What to do :: Would you return the complete listing below word for word?

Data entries
################

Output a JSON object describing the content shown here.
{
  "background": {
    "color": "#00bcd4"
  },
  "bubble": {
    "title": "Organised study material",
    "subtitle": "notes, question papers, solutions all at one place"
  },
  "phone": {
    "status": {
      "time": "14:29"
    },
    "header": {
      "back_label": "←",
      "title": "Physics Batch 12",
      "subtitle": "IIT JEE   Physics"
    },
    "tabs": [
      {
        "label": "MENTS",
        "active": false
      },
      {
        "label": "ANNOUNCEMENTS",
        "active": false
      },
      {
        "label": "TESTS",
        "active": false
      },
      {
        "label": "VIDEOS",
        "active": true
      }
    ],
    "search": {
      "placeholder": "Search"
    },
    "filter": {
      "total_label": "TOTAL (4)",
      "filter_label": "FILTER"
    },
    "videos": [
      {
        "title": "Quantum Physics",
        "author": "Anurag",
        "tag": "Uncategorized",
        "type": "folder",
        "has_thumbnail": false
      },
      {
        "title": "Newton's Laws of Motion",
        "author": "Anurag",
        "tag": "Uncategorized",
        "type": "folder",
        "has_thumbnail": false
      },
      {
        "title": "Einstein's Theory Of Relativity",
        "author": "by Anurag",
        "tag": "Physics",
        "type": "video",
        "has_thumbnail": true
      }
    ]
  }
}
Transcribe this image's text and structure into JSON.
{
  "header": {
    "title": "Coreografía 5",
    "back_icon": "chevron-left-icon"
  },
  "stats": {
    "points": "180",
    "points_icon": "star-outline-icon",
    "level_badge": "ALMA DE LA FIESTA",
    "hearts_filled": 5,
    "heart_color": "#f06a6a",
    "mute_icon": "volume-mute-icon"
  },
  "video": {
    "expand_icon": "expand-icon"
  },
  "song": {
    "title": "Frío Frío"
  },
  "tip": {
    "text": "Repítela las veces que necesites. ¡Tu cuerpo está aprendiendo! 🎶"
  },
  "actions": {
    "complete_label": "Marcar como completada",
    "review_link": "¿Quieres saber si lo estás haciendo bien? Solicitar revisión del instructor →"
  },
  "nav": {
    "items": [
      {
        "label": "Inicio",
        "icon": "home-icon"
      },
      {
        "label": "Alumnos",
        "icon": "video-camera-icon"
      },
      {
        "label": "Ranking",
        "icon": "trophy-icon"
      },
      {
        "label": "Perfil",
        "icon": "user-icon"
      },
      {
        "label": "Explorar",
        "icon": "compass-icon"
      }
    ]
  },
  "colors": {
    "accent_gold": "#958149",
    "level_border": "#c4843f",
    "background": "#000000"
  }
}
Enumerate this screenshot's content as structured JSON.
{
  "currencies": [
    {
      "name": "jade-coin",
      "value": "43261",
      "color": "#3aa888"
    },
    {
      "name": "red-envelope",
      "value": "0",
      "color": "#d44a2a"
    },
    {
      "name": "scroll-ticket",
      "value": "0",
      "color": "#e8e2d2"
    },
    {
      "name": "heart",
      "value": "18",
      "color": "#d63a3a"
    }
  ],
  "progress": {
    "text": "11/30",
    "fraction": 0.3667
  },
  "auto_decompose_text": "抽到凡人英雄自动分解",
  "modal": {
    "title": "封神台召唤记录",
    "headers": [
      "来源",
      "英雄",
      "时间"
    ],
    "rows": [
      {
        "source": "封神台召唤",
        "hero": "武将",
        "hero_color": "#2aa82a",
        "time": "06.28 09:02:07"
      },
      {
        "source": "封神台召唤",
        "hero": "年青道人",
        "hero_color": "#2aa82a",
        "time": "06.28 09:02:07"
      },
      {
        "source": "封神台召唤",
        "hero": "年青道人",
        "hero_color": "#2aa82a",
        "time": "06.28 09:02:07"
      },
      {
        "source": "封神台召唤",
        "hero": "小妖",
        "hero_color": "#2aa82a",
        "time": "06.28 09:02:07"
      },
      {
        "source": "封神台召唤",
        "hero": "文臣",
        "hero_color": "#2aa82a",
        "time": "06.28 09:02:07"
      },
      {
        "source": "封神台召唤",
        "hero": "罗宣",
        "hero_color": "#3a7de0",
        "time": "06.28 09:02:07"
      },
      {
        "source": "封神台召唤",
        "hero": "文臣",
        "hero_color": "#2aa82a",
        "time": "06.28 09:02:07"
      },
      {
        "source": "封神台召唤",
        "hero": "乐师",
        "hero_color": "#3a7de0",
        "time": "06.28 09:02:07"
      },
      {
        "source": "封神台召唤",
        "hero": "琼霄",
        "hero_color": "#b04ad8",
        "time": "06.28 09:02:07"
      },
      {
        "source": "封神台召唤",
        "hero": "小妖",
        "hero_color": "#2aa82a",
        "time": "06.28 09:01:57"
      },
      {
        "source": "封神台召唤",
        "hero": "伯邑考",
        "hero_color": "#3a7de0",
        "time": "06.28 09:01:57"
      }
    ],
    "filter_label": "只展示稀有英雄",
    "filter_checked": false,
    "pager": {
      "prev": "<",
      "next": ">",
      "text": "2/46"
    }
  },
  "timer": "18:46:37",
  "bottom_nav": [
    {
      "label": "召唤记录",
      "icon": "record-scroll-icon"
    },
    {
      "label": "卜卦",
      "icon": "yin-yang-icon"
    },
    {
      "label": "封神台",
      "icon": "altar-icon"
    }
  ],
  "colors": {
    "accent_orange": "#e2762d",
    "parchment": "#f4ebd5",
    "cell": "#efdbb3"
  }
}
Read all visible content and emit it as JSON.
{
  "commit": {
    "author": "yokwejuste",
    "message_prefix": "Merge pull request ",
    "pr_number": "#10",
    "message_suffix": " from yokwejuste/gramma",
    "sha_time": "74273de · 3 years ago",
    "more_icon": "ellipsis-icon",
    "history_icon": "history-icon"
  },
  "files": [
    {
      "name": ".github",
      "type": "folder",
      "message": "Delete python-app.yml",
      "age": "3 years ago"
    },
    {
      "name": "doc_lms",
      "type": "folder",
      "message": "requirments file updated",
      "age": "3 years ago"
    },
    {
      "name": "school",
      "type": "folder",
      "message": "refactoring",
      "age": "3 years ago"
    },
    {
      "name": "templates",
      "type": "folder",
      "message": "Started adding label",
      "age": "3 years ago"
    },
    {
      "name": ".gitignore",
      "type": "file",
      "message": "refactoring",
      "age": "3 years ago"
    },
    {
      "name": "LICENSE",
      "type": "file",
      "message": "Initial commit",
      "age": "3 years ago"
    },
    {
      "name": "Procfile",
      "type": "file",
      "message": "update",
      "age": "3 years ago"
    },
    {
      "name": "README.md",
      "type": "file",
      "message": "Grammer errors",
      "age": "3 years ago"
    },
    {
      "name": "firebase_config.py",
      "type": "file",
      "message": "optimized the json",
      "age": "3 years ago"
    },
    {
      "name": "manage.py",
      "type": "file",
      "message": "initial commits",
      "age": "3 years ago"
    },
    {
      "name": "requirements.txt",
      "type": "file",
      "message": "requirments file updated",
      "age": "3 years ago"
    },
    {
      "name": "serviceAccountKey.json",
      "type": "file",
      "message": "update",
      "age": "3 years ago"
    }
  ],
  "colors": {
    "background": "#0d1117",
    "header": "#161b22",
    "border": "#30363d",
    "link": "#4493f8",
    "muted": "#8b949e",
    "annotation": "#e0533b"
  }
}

################

Answer ::
Output a JSON object describing the content shown here.
{
  "background": {
    "color": "#00bcd4"
  },
  "bubble": {
    "title": "Organised study material",
    "subtitle": "notes, question papers, solutions all at one place"
  },
  "phone": {
    "status": {
      "time": "14:29"
    },
    "header": {
      "back_label": "←",
      "title": "Physics Batch 12",
      "subtitle": "IIT JEE   Physics"
    },
    "tabs": [
      {
        "label": "MENTS",
        "active": false
      },
      {
        "label": "ANNOUNCEMENTS",
        "active": false
      },
      {
        "label": "TESTS",
        "active": false
      },
      {
        "label": "VIDEOS",
        "active": true
      }
    ],
    "search": {
      "placeholder": "Search"
    },
    "filter": {
      "total_label": "TOTAL (4)",
      "filter_label": "FILTER"
    },
    "videos": [
      {
        "title": "Quantum Physics",
        "author": "Anurag",
        "tag": "Uncategorized",
        "type": "folder",
        "has_thumbnail": false
      },
      {
        "title": "Newton's Laws of Motion",
        "author": "Anurag",
        "tag": "Uncategorized",
        "type": "folder",
        "has_thumbnail": false
      },
      {
        "title": "Einstein's Theory Of Relativity",
        "author": "by Anurag",
        "tag": "Physics",
        "type": "video",
        "has_thumbnail": true
      }
    ]
  }
}
Transcribe this image's text and structure into JSON.
{
  "header": {
    "title": "Coreografía 5",
    "back_icon": "chevron-left-icon"
  },
  "stats": {
    "points": "180",
    "points_icon": "star-outline-icon",
    "level_badge": "ALMA DE LA FIESTA",
    "hearts_filled": 5,
    "heart_color": "#f06a6a",
    "mute_icon": "volume-mute-icon"
  },
  "video": {
    "expand_icon": "expand-icon"
  },
  "song": {
    "title": "Frío Frío"
  },
  "tip": {
    "text": "Repítela las veces que necesites. ¡Tu cuerpo está aprendiendo! 🎶"
  },
  "actions": {
    "complete_label": "Marcar como completada",
    "review_link": "¿Quieres saber si lo estás haciendo bien? Solicitar revisión del instructor →"
  },
  "nav": {
    "items": [
      {
        "label": "Inicio",
        "icon": "home-icon"
      },
      {
        "label": "Alumnos",
        "icon": "video-camera-icon"
      },
      {
        "label": "Ranking",
        "icon": "trophy-icon"
      },
      {
        "label": "Perfil",
        "icon": "user-icon"
      },
      {
        "label": "Explorar",
        "icon": "compass-icon"
      }
    ]
  },
  "colors": {
    "accent_gold": "#958149",
    "level_border": "#c4843f",
    "background": "#000000"
  }
}
Enumerate this screenshot's content as structured JSON.
{
  "currencies": [
    {
      "name": "jade-coin",
      "value": "43261",
      "color": "#3aa888"
    },
    {
      "name": "red-envelope",
      "value": "0",
      "color": "#d44a2a"
    },
    {
      "name": "scroll-ticket",
      "value": "0",
      "color": "#e8e2d2"
    },
    {
      "name": "heart",
      "value": "18",
      "color": "#d63a3a"
    }
  ],
  "progress": {
    "text": "11/30",
    "fraction": 0.3667
  },
  "auto_decompose_text": "抽到凡人英雄自动分解",
  "modal": {
    "title": "封神台召唤记录",
    "headers": [
      "来源",
      "英雄",
      "时间"
    ],
    "rows": [
      {
        "source": "封神台召唤",
        "hero": "武将",
        "hero_color": "#2aa82a",
        "time": "06.28 09:02:07"
      },
      {
        "source": "封神台召唤",
        "hero": "年青道人",
        "hero_color": "#2aa82a",
        "time": "06.28 09:02:07"
      },
      {
        "source": "封神台召唤",
        "hero": "年青道人",
        "hero_color": "#2aa82a",
        "time": "06.28 09:02:07"
      },
      {
        "source": "封神台召唤",
        "hero": "小妖",
        "hero_color": "#2aa82a",
        "time": "06.28 09:02:07"
      },
      {
        "source": "封神台召唤",
        "hero": "文臣",
        "hero_color": "#2aa82a",
        "time": "06.28 09:02:07"
      },
      {
        "source": "封神台召唤",
        "hero": "罗宣",
        "hero_color": "#3a7de0",
        "time": "06.28 09:02:07"
      },
      {
        "source": "封神台召唤",
        "hero": "文臣",
        "hero_color": "#2aa82a",
        "time": "06.28 09:02:07"
      },
      {
        "source": "封神台召唤",
        "hero": "乐师",
        "hero_color": "#3a7de0",
        "time": "06.28 09:02:07"
      },
      {
        "source": "封神台召唤",
        "hero": "琼霄",
        "hero_color": "#b04ad8",
        "time": "06.28 09:02:07"
      },
      {
        "source": "封神台召唤",
        "hero": "小妖",
        "hero_color": "#2aa82a",
        "time": "06.28 09:01:57"
      },
      {
        "source": "封神台召唤",
        "hero": "伯邑考",
        "hero_color": "#3a7de0",
        "time": "06.28 09:01:57"
      }
    ],
    "filter_label": "只展示稀有英雄",
    "filter_checked": false,
    "pager": {
      "prev": "<",
      "next": ">",
      "text": "2/46"
    }
  },
  "timer": "18:46:37",
  "bottom_nav": [
    {
      "label": "召唤记录",
      "icon": "record-scroll-icon"
    },
    {
      "label": "卜卦",
      "icon": "yin-yang-icon"
    },
    {
      "label": "封神台",
      "icon": "altar-icon"
    }
  ],
  "colors": {
    "accent_orange": "#e2762d",
    "parchment": "#f4ebd5",
    "cell": "#efdbb3"
  }
}
Read all visible content and emit it as JSON.
{
  "commit": {
    "author": "yokwejuste",
    "message_prefix": "Merge pull request ",
    "pr_number": "#10",
    "message_suffix": " from yokwejuste/gramma",
    "sha_time": "74273de · 3 years ago",
    "more_icon": "ellipsis-icon",
    "history_icon": "history-icon"
  },
  "files": [
    {
      "name": ".github",
      "type": "folder",
      "message": "Delete python-app.yml",
      "age": "3 years ago"
    },
    {
      "name": "doc_lms",
      "type": "folder",
      "message": "requirments file updated",
      "age": "3 years ago"
    },
    {
      "name": "school",
      "type": "folder",
      "message": "refactoring",
      "age": "3 years ago"
    },
    {
      "name": "templates",
      "type": "folder",
      "message": "Started adding label",
      "age": "3 years ago"
    },
    {
      "name": ".gitignore",
      "type": "file",
      "message": "refactoring",
      "age": "3 years ago"
    },
    {
      "name": "LICENSE",
      "type": "file",
      "message": "Initial commit",
      "age": "3 years ago"
    },
    {
      "name": "Procfile",
      "type": "file",
      "message": "update",
      "age": "3 years ago"
    },
    {
      "name": "README.md",
      "type": "file",
      "message": "Grammer errors",
      "age": "3 years ago"
    },
    {
      "name": "firebase_config.py",
      "type": "file",
      "message": "optimized the json",
      "age": "3 years ago"
    },
    {
      "name": "manage.py",
      "type": "file",
      "message": "initial commits",
      "age": "3 years ago"
    },
    {
      "name": "requirements.txt",
      "type": "file",
      "message": "requirments file updated",
      "age": "3 years ago"
    },
    {
      "name": "serviceAccountKey.json",
      "type": "file",
      "message": "update",
      "age": "3 years ago"
    }
  ],
  "colors": {
    "background": "#0d1117",
    "header": "#161b22",
    "border": "#30363d",
    "link": "#4493f8",
    "muted": "#8b949e",
    "annotation": "#e0533b"
  }
}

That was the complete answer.